*Written task*:
Would you restate all the data that follows, word for word?

*Records*:
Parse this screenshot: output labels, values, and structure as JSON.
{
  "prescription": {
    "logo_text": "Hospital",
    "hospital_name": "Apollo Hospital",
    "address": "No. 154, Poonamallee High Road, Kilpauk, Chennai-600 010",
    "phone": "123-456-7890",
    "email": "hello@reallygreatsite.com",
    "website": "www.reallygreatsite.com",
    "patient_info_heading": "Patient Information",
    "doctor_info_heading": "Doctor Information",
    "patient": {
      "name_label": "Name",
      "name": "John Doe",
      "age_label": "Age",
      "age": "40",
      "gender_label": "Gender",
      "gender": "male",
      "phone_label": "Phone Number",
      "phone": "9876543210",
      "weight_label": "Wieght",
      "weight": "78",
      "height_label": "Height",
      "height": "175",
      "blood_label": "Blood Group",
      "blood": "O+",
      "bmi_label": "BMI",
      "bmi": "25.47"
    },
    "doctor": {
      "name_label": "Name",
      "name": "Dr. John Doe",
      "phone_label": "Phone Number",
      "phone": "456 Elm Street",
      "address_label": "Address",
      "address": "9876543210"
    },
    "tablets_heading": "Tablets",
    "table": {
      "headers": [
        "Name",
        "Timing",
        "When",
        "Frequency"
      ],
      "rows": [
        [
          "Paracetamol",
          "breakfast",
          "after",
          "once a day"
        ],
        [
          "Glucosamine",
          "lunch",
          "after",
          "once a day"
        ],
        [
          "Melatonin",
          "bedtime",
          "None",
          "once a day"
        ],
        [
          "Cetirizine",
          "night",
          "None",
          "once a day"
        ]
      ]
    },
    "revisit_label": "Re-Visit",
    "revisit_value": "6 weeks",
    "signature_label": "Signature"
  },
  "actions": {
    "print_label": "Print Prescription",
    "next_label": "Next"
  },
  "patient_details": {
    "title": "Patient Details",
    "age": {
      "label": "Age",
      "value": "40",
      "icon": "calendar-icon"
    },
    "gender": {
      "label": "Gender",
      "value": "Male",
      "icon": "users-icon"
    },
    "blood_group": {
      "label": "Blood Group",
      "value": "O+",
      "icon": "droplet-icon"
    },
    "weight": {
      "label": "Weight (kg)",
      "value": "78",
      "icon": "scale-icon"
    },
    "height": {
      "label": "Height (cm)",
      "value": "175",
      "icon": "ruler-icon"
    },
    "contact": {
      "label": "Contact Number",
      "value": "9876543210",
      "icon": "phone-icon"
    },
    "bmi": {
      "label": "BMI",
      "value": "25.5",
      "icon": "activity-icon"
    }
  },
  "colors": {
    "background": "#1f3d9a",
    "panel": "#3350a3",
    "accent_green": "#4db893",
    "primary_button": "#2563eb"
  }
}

*Result of this exercise*:
Parse this screenshot: output labels, values, and structure as JSON.
{
  "prescription": {
    "logo_text": "Hospital",
    "hospital_name": "Apollo Hospital",
    "address": "No. 154, Poonamallee High Road, Kilpauk, Chennai-600 010",
    "phone": "123-456-7890",
    "email": "hello@reallygreatsite.com",
    "website": "www.reallygreatsite.com",
    "patient_info_heading": "Patient Information",
    "doctor_info_heading": "Doctor Information",
    "patient": {
      "name_label": "Name",
      "name": "John Doe",
      "age_label": "Age",
      "age": "40",
      "gender_label": "Gender",
      "gender": "male",
      "phone_label": "Phone Number",
      "phone": "9876543210",
      "weight_label": "Wieght",
      "weight": "78",
      "height_label": "Height",
      "height": "175",
      "blood_label": "Blood Group",
      "blood": "O+",
      "bmi_label": "BMI",
      "bmi": "25.47"
    },
    "doctor": {
      "name_label": "Name",
      "name": "Dr. John Doe",
      "phone_label": "Phone Number",
      "phone": "456 Elm Street",
      "address_label": "Address",
      "address": "9876543210"
    },
    "tablets_heading": "Tablets",
    "table": {
      "headers": [
        "Name",
        "Timing",
        "When",
        "Frequency"
      ],
      "rows": [
        [
          "Paracetamol",
          "breakfast",
          "after",
          "once a day"
        ],
        [
          "Glucosamine",
          "lunch",
          "after",
          "once a day"
        ],
        [
          "Melatonin",
          "bedtime",
          "None",
          "once a day"
        ],
        [
          "Cetirizine",
          "night",
          "None",
          "once a day"
        ]
      ]
    },
    "revisit_label": "Re-Visit",
    "revisit_value": "6 weeks",
    "signature_label": "Signature"
  },
  "actions": {
    "print_label": "Print Prescription",
    "next_label": "Next"
  },
  "patient_details": {
    "title": "Patient Details",
    "age": {
      "label": "Age",
      "value": "40",
      "icon": "calendar-icon"
    },
    "gender": {
      "label": "Gender",
      "value": "Male",
      "icon": "users-icon"
    },
    "blood_group": {
      "label": "Blood Group",
      "value": "O+",
      "icon": "droplet-icon"
    },
    "weight": {
      "label": "Weight (kg)",
      "value": "78",
      "icon": "scale-icon"
    },
    "height": {
      "label": "Height (cm)",
      "value": "175",
      "icon": "ruler-icon"
    },
    "contact": {
      "label": "Contact Number",
      "value": "9876543210",
      "icon": "phone-icon"
    },
    "bmi": {
      "label": "BMI",
      "value": "25.5",
      "icon": "activity-icon"
    }
  },
  "colors": {
    "background": "#1f3d9a",
    "panel": "#3350a3",
    "accent_green": "#4db893",
    "primary_button": "#2563eb"
  }
}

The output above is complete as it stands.